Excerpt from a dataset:
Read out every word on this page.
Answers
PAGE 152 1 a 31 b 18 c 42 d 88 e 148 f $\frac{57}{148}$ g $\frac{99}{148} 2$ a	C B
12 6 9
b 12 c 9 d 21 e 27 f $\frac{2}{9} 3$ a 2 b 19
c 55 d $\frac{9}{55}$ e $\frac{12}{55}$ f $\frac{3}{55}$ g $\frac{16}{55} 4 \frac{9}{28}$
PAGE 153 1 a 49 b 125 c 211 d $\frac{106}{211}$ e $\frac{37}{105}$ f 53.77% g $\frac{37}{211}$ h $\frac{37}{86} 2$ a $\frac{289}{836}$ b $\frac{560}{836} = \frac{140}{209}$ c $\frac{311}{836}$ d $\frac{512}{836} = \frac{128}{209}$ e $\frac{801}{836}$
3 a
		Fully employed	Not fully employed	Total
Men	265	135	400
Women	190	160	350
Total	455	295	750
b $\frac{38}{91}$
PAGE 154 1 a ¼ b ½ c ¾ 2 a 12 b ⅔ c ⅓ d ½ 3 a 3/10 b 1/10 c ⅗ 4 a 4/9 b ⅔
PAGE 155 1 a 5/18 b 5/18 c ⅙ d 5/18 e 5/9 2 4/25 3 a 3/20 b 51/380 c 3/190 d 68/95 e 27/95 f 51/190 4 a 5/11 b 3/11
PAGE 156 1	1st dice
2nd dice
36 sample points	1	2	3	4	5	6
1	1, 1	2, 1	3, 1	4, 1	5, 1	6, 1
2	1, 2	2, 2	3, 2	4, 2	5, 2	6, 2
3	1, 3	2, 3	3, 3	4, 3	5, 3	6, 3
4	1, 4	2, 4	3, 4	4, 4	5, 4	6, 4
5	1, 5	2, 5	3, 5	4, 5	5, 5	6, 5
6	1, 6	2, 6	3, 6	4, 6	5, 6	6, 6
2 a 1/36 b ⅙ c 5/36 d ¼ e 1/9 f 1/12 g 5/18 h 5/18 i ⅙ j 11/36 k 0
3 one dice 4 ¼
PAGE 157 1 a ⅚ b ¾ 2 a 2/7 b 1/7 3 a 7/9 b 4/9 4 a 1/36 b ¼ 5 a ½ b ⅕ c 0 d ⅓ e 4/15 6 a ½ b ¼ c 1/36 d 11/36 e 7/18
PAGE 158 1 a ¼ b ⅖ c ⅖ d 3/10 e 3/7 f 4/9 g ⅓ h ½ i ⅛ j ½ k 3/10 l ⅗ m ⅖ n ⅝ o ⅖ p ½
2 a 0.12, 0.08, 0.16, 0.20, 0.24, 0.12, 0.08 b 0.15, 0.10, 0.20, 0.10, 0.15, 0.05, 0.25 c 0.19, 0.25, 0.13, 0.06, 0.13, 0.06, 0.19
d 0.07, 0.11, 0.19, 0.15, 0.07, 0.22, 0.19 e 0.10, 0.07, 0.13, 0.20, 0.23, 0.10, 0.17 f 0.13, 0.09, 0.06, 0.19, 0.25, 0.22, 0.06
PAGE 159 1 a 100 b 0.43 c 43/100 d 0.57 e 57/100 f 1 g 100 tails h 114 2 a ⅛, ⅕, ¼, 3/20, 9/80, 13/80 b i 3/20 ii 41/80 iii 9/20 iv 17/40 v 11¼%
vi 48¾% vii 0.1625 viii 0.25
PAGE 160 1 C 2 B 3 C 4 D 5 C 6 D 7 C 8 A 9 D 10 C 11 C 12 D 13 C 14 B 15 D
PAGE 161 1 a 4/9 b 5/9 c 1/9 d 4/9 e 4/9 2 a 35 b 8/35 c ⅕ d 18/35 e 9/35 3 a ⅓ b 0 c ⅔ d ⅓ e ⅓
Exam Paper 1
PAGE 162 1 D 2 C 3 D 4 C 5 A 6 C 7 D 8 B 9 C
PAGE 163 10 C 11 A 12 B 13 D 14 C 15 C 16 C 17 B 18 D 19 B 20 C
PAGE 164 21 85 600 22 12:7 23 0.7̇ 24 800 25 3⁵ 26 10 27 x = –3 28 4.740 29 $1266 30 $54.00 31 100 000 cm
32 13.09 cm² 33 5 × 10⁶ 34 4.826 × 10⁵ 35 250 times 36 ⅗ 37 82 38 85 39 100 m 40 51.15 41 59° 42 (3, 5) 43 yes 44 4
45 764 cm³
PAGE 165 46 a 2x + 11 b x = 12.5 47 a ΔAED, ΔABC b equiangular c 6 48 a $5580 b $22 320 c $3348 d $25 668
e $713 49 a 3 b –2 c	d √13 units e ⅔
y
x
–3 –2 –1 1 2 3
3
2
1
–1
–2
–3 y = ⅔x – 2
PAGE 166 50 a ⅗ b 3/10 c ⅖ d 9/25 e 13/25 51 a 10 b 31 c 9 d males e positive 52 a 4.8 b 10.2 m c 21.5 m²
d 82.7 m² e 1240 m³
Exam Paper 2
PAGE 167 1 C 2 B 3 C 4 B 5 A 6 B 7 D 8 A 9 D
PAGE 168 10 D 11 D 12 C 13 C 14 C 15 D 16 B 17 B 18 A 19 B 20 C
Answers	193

Set task:
Return each line in the records that holds the string "Total".

Solution to this task:
		Fully employed	Not fully employed	Total
Total	455	295	750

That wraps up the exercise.